(Short exercise)
Copy every line of the listing that holds the string "JSON".

(Input records)
+-------+

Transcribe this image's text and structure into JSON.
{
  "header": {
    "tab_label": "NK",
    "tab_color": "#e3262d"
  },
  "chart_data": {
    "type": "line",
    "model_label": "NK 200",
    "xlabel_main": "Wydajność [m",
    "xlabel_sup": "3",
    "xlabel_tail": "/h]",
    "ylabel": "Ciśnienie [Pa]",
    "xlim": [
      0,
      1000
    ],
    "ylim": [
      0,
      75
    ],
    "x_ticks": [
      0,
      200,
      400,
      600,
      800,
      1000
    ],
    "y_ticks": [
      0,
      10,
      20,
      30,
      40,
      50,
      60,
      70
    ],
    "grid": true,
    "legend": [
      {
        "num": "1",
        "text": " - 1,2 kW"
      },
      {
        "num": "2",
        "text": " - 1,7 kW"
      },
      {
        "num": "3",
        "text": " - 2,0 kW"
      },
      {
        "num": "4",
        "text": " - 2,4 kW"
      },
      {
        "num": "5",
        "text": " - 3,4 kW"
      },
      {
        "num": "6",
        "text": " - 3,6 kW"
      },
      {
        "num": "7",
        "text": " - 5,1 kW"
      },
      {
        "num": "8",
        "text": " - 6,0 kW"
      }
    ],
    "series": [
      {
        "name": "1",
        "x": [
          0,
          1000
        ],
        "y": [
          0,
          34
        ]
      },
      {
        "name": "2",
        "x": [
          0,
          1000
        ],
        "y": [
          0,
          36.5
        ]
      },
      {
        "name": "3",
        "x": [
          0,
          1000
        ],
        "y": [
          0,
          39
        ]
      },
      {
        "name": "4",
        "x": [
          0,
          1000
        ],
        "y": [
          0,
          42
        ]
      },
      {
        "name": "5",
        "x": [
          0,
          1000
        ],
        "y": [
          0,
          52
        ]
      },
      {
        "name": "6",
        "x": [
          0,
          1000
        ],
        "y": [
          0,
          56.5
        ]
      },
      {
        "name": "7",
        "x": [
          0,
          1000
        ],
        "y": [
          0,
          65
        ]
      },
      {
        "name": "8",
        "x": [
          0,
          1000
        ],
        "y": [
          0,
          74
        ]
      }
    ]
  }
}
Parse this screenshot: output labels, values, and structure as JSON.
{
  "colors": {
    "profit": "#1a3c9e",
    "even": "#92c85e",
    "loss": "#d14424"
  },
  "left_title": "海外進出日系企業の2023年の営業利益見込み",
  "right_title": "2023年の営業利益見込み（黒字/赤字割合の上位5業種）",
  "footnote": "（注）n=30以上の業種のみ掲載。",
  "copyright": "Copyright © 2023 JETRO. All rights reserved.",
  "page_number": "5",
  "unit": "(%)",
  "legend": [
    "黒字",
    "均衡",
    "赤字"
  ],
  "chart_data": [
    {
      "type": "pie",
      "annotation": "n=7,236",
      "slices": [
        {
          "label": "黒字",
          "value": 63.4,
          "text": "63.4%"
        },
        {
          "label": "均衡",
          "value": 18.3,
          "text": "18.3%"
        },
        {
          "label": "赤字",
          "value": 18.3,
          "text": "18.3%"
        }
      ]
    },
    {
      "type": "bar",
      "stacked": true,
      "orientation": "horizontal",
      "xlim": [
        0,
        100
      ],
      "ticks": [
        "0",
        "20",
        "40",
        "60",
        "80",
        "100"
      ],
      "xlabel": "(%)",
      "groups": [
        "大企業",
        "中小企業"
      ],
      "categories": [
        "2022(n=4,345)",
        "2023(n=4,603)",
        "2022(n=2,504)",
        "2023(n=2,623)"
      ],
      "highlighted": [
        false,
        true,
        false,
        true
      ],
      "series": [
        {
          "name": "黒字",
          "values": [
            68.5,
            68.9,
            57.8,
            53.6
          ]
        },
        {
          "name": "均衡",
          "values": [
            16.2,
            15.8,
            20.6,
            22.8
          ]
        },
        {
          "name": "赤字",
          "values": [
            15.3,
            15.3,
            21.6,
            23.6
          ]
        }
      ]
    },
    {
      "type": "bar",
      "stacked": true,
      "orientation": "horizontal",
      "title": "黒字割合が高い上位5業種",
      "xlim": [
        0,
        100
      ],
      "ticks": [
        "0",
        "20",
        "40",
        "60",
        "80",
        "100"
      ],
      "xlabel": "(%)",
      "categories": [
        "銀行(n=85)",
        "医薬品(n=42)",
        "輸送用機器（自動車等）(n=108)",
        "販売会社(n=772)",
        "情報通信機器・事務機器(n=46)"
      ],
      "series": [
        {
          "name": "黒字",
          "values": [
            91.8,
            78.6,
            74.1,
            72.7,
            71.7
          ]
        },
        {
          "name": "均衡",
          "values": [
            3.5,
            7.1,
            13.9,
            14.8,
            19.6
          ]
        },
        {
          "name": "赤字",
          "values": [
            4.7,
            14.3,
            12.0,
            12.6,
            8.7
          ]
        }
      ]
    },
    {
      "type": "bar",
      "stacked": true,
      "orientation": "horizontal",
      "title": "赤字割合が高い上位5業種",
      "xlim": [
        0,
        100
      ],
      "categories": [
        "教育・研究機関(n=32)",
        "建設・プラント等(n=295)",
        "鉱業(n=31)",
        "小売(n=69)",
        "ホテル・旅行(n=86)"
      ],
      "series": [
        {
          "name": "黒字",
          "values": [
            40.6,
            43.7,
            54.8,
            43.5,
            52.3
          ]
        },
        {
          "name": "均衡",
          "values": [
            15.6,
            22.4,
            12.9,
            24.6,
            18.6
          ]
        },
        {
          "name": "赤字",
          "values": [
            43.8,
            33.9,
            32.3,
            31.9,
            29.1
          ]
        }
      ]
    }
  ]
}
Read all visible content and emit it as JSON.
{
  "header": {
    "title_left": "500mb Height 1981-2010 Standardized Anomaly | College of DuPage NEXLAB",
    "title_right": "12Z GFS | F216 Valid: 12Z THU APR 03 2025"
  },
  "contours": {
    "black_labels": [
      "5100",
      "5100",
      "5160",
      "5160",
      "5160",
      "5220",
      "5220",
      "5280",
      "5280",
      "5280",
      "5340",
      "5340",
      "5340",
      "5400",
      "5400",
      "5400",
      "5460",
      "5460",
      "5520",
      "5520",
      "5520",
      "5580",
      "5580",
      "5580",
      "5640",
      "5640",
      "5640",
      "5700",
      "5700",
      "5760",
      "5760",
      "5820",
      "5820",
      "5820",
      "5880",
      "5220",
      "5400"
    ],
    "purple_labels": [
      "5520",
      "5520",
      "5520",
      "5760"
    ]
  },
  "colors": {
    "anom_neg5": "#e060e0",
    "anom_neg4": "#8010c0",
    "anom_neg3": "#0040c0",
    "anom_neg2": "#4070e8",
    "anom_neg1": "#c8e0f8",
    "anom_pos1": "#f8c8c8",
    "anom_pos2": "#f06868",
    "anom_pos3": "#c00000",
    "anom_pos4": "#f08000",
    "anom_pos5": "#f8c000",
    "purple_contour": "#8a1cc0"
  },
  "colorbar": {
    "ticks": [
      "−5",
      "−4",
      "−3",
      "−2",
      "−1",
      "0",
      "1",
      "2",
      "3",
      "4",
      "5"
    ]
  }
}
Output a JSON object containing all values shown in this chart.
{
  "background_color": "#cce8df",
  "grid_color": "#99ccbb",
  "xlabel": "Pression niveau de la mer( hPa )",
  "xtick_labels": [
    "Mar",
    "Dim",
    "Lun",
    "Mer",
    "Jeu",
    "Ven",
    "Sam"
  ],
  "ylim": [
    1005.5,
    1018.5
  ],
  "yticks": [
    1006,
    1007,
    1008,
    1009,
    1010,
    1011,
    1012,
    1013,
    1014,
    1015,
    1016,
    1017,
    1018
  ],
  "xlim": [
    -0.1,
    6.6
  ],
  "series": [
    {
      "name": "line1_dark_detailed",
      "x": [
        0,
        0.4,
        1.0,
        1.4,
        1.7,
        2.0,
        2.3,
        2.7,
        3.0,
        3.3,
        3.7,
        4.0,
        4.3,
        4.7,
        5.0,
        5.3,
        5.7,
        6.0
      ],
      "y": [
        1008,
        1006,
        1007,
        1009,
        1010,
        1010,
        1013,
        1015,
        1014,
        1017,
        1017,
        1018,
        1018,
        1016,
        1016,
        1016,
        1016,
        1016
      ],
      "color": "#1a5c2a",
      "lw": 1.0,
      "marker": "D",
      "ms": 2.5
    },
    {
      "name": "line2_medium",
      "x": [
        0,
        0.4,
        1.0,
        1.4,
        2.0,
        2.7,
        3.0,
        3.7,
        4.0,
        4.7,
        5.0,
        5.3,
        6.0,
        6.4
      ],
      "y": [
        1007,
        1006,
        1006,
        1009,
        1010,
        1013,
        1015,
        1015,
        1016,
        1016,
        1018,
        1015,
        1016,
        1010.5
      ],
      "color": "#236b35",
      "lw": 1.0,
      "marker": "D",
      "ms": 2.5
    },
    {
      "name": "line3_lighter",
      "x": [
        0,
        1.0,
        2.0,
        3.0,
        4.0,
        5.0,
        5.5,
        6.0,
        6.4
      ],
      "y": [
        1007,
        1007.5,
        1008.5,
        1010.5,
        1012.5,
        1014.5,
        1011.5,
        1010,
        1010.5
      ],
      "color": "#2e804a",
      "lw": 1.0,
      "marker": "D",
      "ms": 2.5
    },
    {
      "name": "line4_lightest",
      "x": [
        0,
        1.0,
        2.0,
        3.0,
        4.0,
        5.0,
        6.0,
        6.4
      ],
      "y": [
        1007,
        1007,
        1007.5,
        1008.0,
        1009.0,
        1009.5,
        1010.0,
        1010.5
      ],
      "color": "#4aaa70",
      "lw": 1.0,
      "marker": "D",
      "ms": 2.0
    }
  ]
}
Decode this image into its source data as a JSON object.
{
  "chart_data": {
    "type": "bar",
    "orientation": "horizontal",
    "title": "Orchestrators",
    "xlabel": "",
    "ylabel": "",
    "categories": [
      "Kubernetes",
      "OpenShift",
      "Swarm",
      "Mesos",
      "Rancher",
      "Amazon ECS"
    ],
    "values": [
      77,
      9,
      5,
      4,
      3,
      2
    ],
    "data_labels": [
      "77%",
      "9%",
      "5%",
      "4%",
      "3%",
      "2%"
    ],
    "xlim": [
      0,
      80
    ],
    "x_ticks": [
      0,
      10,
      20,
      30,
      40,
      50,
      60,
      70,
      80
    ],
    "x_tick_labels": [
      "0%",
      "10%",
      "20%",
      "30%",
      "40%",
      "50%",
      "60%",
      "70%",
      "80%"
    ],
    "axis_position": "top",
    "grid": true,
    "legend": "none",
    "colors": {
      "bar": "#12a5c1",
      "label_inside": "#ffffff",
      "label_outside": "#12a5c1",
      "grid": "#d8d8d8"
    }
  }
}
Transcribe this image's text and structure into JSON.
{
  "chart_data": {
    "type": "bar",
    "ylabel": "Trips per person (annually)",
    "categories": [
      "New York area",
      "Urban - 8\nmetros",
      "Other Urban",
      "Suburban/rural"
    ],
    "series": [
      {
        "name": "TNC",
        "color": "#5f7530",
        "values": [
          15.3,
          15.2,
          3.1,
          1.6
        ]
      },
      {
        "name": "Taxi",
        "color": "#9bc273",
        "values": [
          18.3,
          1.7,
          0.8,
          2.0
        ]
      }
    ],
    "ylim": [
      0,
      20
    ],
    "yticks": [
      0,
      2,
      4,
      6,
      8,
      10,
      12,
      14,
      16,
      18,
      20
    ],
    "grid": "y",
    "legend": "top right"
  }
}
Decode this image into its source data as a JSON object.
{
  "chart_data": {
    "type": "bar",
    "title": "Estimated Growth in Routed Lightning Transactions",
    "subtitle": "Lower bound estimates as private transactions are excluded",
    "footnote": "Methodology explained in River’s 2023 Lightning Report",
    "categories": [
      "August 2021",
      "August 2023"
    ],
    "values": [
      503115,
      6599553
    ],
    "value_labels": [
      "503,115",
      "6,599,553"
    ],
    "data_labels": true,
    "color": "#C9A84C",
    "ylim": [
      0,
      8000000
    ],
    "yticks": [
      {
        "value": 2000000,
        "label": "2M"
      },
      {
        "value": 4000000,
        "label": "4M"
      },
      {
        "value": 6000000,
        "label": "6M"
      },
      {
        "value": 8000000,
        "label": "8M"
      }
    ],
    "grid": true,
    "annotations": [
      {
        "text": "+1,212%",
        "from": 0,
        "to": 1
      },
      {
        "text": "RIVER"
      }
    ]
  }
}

+-------+

(Exercise output)
Transcribe this image's text and structure into JSON.
Parse this screenshot: output labels, values, and structure as JSON.
Read all visible content and emit it as JSON.
Output a JSON object containing all values shown in this chart.
Decode this image into its source data as a JSON object.
Transcribe this image's text and structure into JSON.
Decode this image into its source data as a JSON object.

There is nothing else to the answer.